- **Stated problem**
The records that follow are to be transcribed in full, without their images.

○ ○ ○ ○

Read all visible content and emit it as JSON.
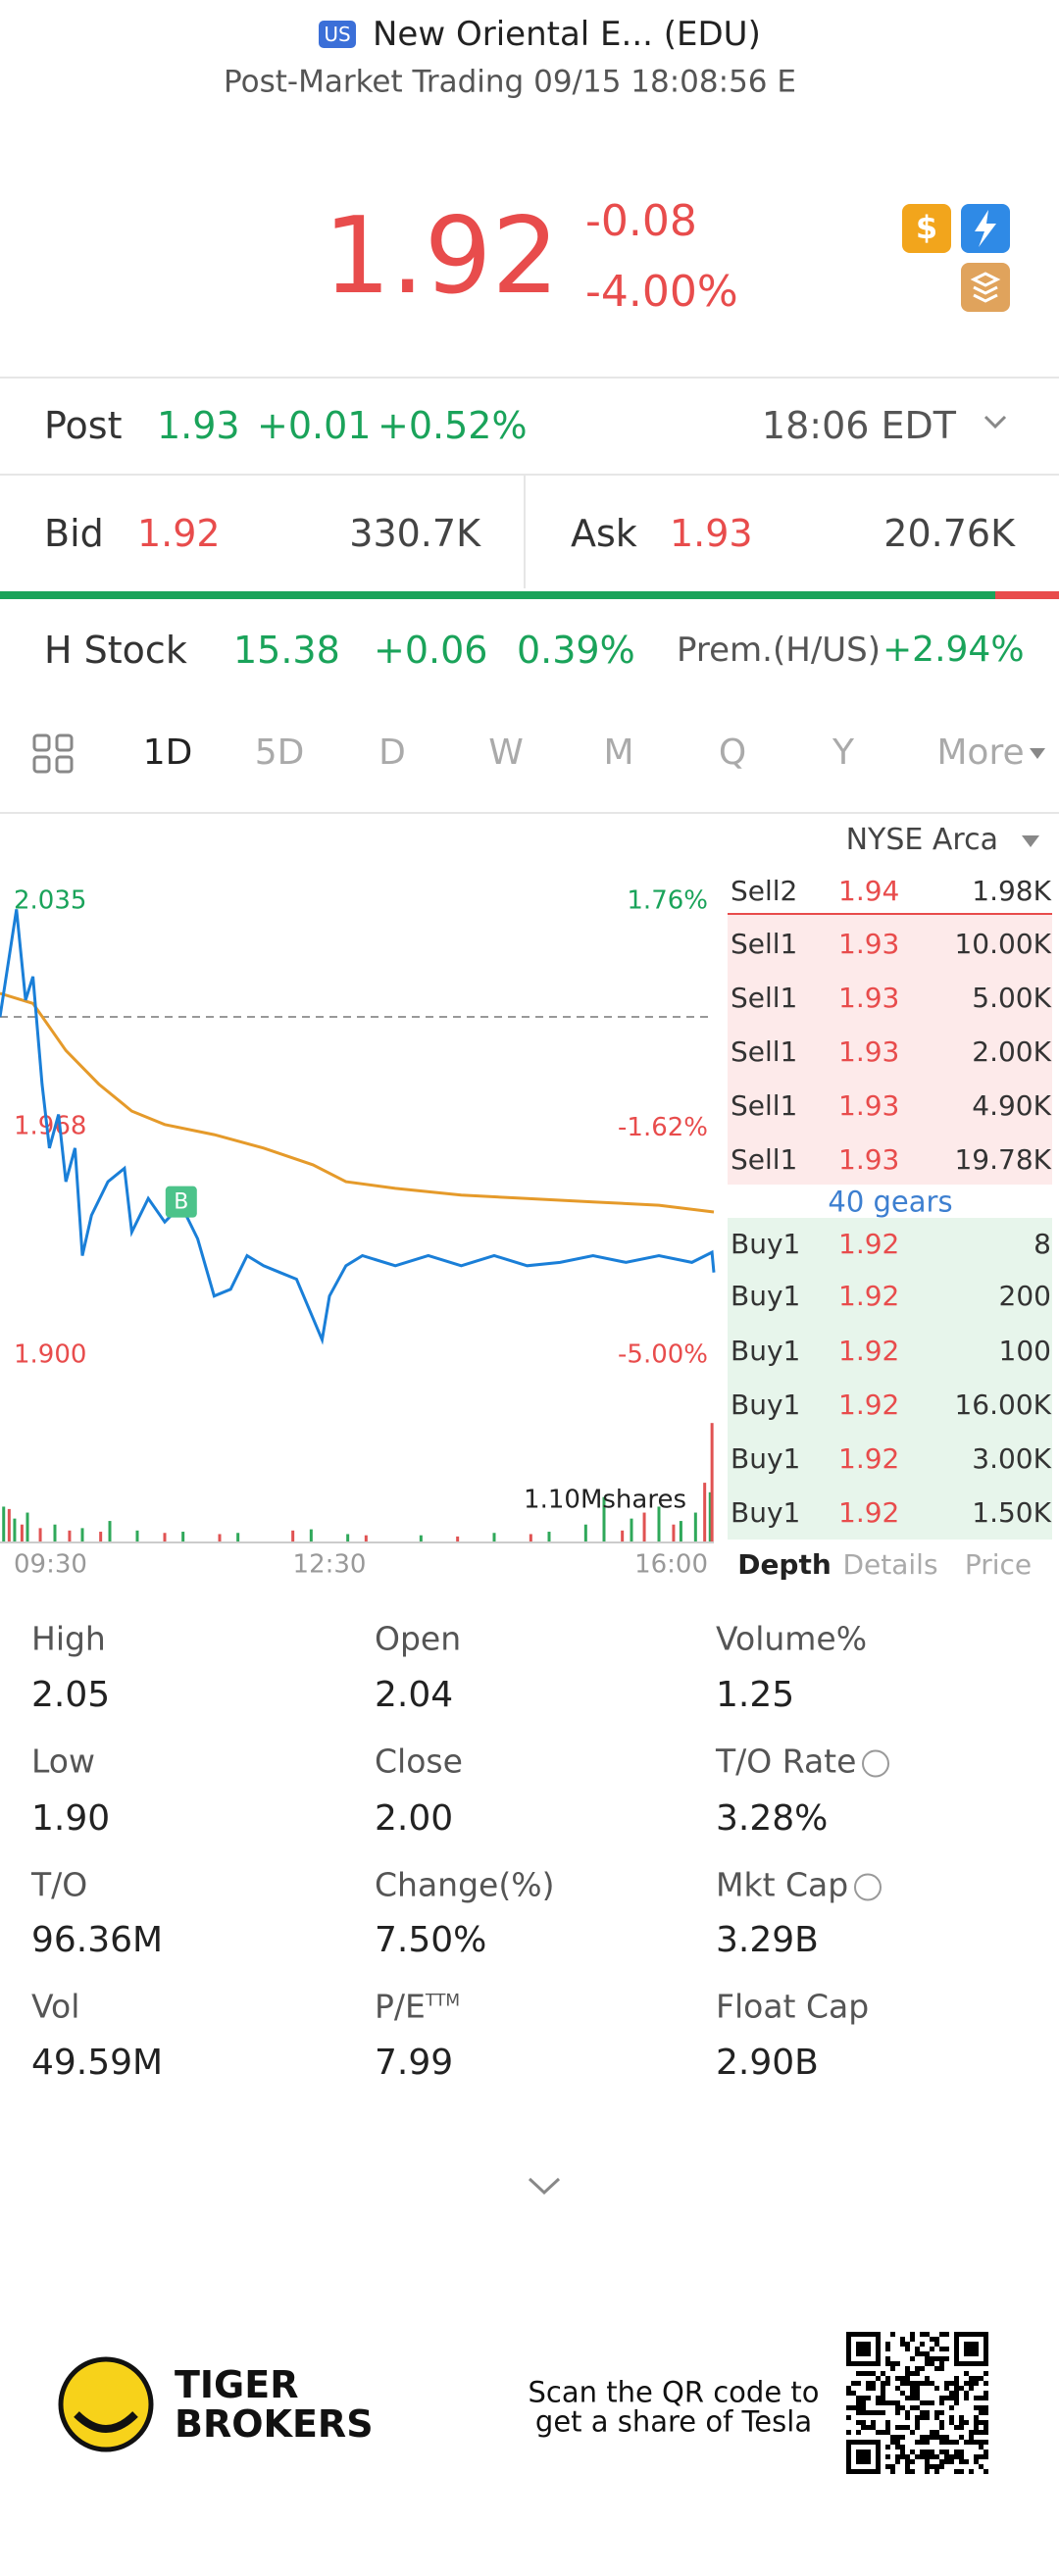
{
  "header": {
    "badge": "US",
    "title": "New Oriental E... (EDU)",
    "subtitle": "Post-Market Trading 09/15 18:08:56 E"
  },
  "quote": {
    "price": "1.92",
    "change": "-0.08",
    "change_pct": "-4.00%"
  },
  "post": {
    "label": "Post",
    "price": "1.93",
    "change": "+0.01",
    "change_pct": "+0.52%",
    "time": "18:06 EDT"
  },
  "bid_ask": {
    "bid_label": "Bid",
    "bid": "1.92",
    "bid_size": "330.7K",
    "ask_label": "Ask",
    "ask": "1.93",
    "ask_size": "20.76K"
  },
  "h_stock": {
    "label": "H Stock",
    "price": "15.38",
    "change": "+0.06",
    "change_pct": "0.39%",
    "premium_label": "Prem.(H/US)",
    "premium": "+2.94%"
  },
  "tabs": [
    "1D",
    "5D",
    "D",
    "W",
    "M",
    "Q",
    "Y",
    "More"
  ],
  "exchange": "NYSE Arca",
  "chart_data": {
    "type": "line",
    "xlim": [
      0,
      390
    ],
    "xticks": [
      {
        "value": 0,
        "label": "09:30"
      },
      {
        "value": 180,
        "label": "12:30"
      },
      {
        "value": 390,
        "label": "16:00"
      }
    ],
    "ylim": [
      1.9,
      2.035
    ],
    "yticks": [
      {
        "value": 2.035,
        "label": "2.035"
      },
      {
        "value": 1.968,
        "label": "1.968"
      },
      {
        "value": 1.9,
        "label": "1.900"
      }
    ],
    "y2lim": [
      -5,
      1.76
    ],
    "y2ticks": [
      {
        "value": 1.76,
        "label": "1.76%"
      },
      {
        "value": -1.62,
        "label": "-1.62%"
      },
      {
        "value": -5,
        "label": "-5.00%"
      }
    ],
    "ref_line": 2.0,
    "series": [
      {
        "color": "#1a7fd8",
        "x": [
          0,
          9,
          14,
          18,
          23,
          27,
          32,
          36,
          41,
          45,
          50,
          59,
          68,
          72,
          81,
          90,
          99,
          108,
          117,
          126,
          135,
          144,
          153,
          162,
          176,
          180,
          189,
          198,
          216,
          234,
          252,
          270,
          288,
          306,
          324,
          342,
          360,
          378,
          389,
          390
        ],
        "values": [
          2.0,
          2.032,
          2.005,
          2.012,
          1.98,
          1.961,
          1.971,
          1.951,
          1.961,
          1.929,
          1.941,
          1.951,
          1.955,
          1.936,
          1.946,
          1.939,
          1.944,
          1.934,
          1.917,
          1.919,
          1.929,
          1.926,
          1.924,
          1.922,
          1.904,
          1.917,
          1.926,
          1.929,
          1.926,
          1.929,
          1.926,
          1.929,
          1.926,
          1.927,
          1.929,
          1.927,
          1.929,
          1.927,
          1.93,
          1.924
        ]
      },
      {
        "color": "#e59a2a",
        "x": [
          0,
          18,
          36,
          54,
          72,
          90,
          117,
          144,
          171,
          189,
          216,
          252,
          288,
          324,
          360,
          390
        ],
        "values": [
          2.007,
          2.004,
          1.99,
          1.98,
          1.972,
          1.968,
          1.965,
          1.961,
          1.956,
          1.951,
          1.949,
          1.947,
          1.946,
          1.945,
          1.944,
          1.942
        ]
      }
    ],
    "annotation": {
      "x": 99,
      "y": 1.945,
      "text": "B"
    },
    "volume": {
      "label": "1.10Mshares",
      "ylim": [
        0,
        1100000
      ],
      "up": {
        "color": "#2fa85a",
        "x": [
          2,
          8,
          15,
          30,
          45,
          60,
          75,
          100,
          130,
          170,
          190,
          230,
          270,
          300,
          320,
          330,
          345,
          360,
          372,
          380,
          388
        ],
        "values": [
          300000,
          200000,
          250000,
          150000,
          120000,
          180000,
          100000,
          90000,
          80000,
          110000,
          70000,
          60000,
          80000,
          90000,
          150000,
          380000,
          200000,
          300000,
          180000,
          250000,
          420000
        ]
      },
      "down": {
        "color": "#e05252",
        "x": [
          5,
          12,
          22,
          38,
          55,
          90,
          120,
          160,
          200,
          250,
          290,
          340,
          352,
          368,
          385,
          389
        ],
        "values": [
          280000,
          150000,
          120000,
          100000,
          90000,
          80000,
          70000,
          100000,
          60000,
          50000,
          70000,
          100000,
          250000,
          150000,
          500000,
          1000000
        ]
      }
    }
  },
  "order_book": {
    "asks": [
      {
        "label": "Sell2",
        "price": "1.94",
        "size": "1.98K"
      },
      {
        "label": "Sell1",
        "price": "1.93",
        "size": "10.00K"
      },
      {
        "label": "Sell1",
        "price": "1.93",
        "size": "5.00K"
      },
      {
        "label": "Sell1",
        "price": "1.93",
        "size": "2.00K"
      },
      {
        "label": "Sell1",
        "price": "1.93",
        "size": "4.90K"
      },
      {
        "label": "Sell1",
        "price": "1.93",
        "size": "19.78K"
      }
    ],
    "gears": "40 gears",
    "bids": [
      {
        "label": "Buy1",
        "price": "1.92",
        "size": "8"
      },
      {
        "label": "Buy1",
        "price": "1.92",
        "size": "200"
      },
      {
        "label": "Buy1",
        "price": "1.92",
        "size": "100"
      },
      {
        "label": "Buy1",
        "price": "1.92",
        "size": "16.00K"
      },
      {
        "label": "Buy1",
        "price": "1.92",
        "size": "3.00K"
      },
      {
        "label": "Buy1",
        "price": "1.92",
        "size": "1.50K"
      }
    ]
  },
  "book_tabs": [
    "Depth",
    "Details",
    "Price"
  ],
  "stats": [
    {
      "label": "High",
      "value": "2.05"
    },
    {
      "label": "Open",
      "value": "2.04"
    },
    {
      "label": "Volume%",
      "value": "1.25"
    },
    {
      "label": "Low",
      "value": "1.90"
    },
    {
      "label": "Close",
      "value": "2.00"
    },
    {
      "label": "T/O Rate",
      "value": "3.28%"
    },
    {
      "label": "T/O",
      "value": "96.36M"
    },
    {
      "label": "Change(%)",
      "value": "7.50%"
    },
    {
      "label": "Mkt Cap",
      "value": "3.29B"
    },
    {
      "label": "Vol",
      "value": "49.59M"
    },
    {
      "label": "P/E",
      "sup": "TTM",
      "value": "7.99"
    },
    {
      "label": "Float Cap",
      "value": "2.90B"
    }
  ],
  "footer": {
    "brand": [
      "TIGER",
      "BROKERS"
    ],
    "promo": [
      "Scan the QR code to",
      "get a share of Tesla"
    ]
  }
}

○ ○ ○ ○

- **Task solution**
Read all visible content and emit it as JSON.
{
  "header": {
    "badge": "US",
    "title": "New Oriental E... (EDU)",
    "subtitle": "Post-Market Trading 09/15 18:08:56 E"
  },
  "quote": {
    "price": "1.92",
    "change": "-0.08",
    "change_pct": "-4.00%"
  },
  "post": {
    "label": "Post",
    "price": "1.93",
    "change": "+0.01",
    "change_pct": "+0.52%",
    "time": "18:06 EDT"
  },
  "bid_ask": {
    "bid_label": "Bid",
    "bid": "1.92",
    "bid_size": "330.7K",
    "ask_label": "Ask",
    "ask": "1.93",
    "ask_size": "20.76K"
  },
  "h_stock": {
    "label": "H Stock",
    "price": "15.38",
    "change": "+0.06",
    "change_pct": "0.39%",
    "premium_label": "Prem.(H/US)",
    "premium": "+2.94%"
  },
  "tabs": [
    "1D",
    "5D",
    "D",
    "W",
    "M",
    "Q",
    "Y",
    "More"
  ],
  "exchange": "NYSE Arca",
  "chart_data": {
    "type": "line",
    "xlim": [
      0,
      390
    ],
    "xticks": [
      {
        "value": 0,
        "label": "09:30"
      },
      {
        "value": 180,
        "label": "12:30"
      },
      {
        "value": 390,
        "label": "16:00"
      }
    ],
    "ylim": [
      1.9,
      2.035
    ],
    "yticks": [
      {
        "value": 2.035,
        "label": "2.035"
      },
      {
        "value": 1.968,
        "label": "1.968"
      },
      {
        "value": 1.9,
        "label": "1.900"
      }
    ],
    "y2lim": [
      -5,
      1.76
    ],
    "y2ticks": [
      {
        "value": 1.76,
        "label": "1.76%"
      },
      {
        "value": -1.62,
        "label": "-1.62%"
      },
      {
        "value": -5,
        "label": "-5.00%"
      }
    ],
    "ref_line": 2.0,
    "series": [
      {
        "color": "#1a7fd8",
        "x": [
          0,
          9,
          14,
          18,
          23,
          27,
          32,
          36,
          41,
          45,
          50,
          59,
          68,
          72,
          81,
          90,
          99,
          108,
          117,
          126,
          135,
          144,
          153,
          162,
          176,
          180,
          189,
          198,
          216,
          234,
          252,
          270,
          288,
          306,
          324,
          342,
          360,
          378,
          389,
          390
        ],
        "values": [
          2.0,
          2.032,
          2.005,
          2.012,
          1.98,
          1.961,
          1.971,
          1.951,
          1.961,
          1.929,
          1.941,
          1.951,
          1.955,
          1.936,
          1.946,
          1.939,
          1.944,
          1.934,
          1.917,
          1.919,
          1.929,
          1.926,
          1.924,
          1.922,
          1.904,
          1.917,
          1.926,
          1.929,
          1.926,
          1.929,
          1.926,
          1.929,
          1.926,
          1.927,
          1.929,
          1.927,
          1.929,
          1.927,
          1.93,
          1.924
        ]
      },
      {
        "color": "#e59a2a",
        "x": [
          0,
          18,
          36,
          54,
          72,
          90,
          117,
          144,
          171,
          189,
          216,
          252,
          288,
          324,
          360,
          390
        ],
        "values": [
          2.007,
          2.004,
          1.99,
          1.98,
          1.972,
          1.968,
          1.965,
          1.961,
          1.956,
          1.951,
          1.949,
          1.947,
          1.946,
          1.945,
          1.944,
          1.942
        ]
      }
    ],
    "annotation": {
      "x": 99,
      "y": 1.945,
      "text": "B"
    },
    "volume": {
      "label": "1.10Mshares",
      "ylim": [
        0,
        1100000
      ],
      "up": {
        "color": "#2fa85a",
        "x": [
          2,
          8,
          15,
          30,
          45,
          60,
          75,
          100,
          130,
          170,
          190,
          230,
          270,
          300,
          320,
          330,
          345,
          360,
          372,
          380,
          388
        ],
        "values": [
          300000,
          200000,
          250000,
          150000,
          120000,
          180000,
          100000,
          90000,
          80000,
          110000,
          70000,
          60000,
          80000,
          90000,
          150000,
          380000,
          200000,
          300000,
          180000,
          250000,
          420000
        ]
      },
      "down": {
        "color": "#e05252",
        "x": [
          5,
          12,
          22,
          38,
          55,
          90,
          120,
          160,
          200,
          250,
          290,
          340,
          352,
          368,
          385,
          389
        ],
        "values": [
          280000,
          150000,
          120000,
          100000,
          90000,
          80000,
          70000,
          100000,
          60000,
          50000,
          70000,
          100000,
          250000,
          150000,
          500000,
          1000000
        ]
      }
    }
  },
  "order_book": {
    "asks": [
      {
        "label": "Sell2",
        "price": "1.94",
        "size": "1.98K"
      },
      {
        "label": "Sell1",
        "price": "1.93",
        "size": "10.00K"
      },
      {
        "label": "Sell1",
        "price": "1.93",
        "size": "5.00K"
      },
      {
        "label": "Sell1",
        "price": "1.93",
        "size": "2.00K"
      },
      {
        "label": "Sell1",
        "price": "1.93",
        "size": "4.90K"
      },
      {
        "label": "Sell1",
        "price": "1.93",
        "size": "19.78K"
      }
    ],
    "gears": "40 gears",
    "bids": [
      {
        "label": "Buy1",
        "price": "1.92",
        "size": "8"
      },
      {
        "label": "Buy1",
        "price": "1.92",
        "size": "200"
      },
      {
        "label": "Buy1",
        "price": "1.92",
        "size": "100"
      },
      {
        "label": "Buy1",
        "price": "1.92",
        "size": "16.00K"
      },
      {
        "label": "Buy1",
        "price": "1.92",
        "size": "3.00K"
      },
      {
        "label": "Buy1",
        "price": "1.92",
        "size": "1.50K"
      }
    ]
  },
  "book_tabs": [
    "Depth",
    "Details",
    "Price"
  ],
  "stats": [
    {
      "label": "High",
      "value": "2.05"
    },
    {
      "label": "Open",
      "value": "2.04"
    },
    {
      "label": "Volume%",
      "value": "1.25"
    },
    {
      "label": "Low",
      "value": "1.90"
    },
    {
      "label": "Close",
      "value": "2.00"
    },
    {
      "label": "T/O Rate",
      "value": "3.28%"
    },
    {
      "label": "T/O",
      "value": "96.36M"
    },
    {
      "label": "Change(%)",
      "value": "7.50%"
    },
    {
      "label": "Mkt Cap",
      "value": "3.29B"
    },
    {
      "label": "Vol",
      "value": "49.59M"
    },
    {
      "label": "P/E",
      "sup": "TTM",
      "value": "7.99"
    },
    {
      "label": "Float Cap",
      "value": "2.90B"
    }
  ],
  "footer": {
    "brand": [
      "TIGER",
      "BROKERS"
    ],
    "promo": [
      "Scan the QR code to",
      "get a share of Tesla"
    ]
  }
}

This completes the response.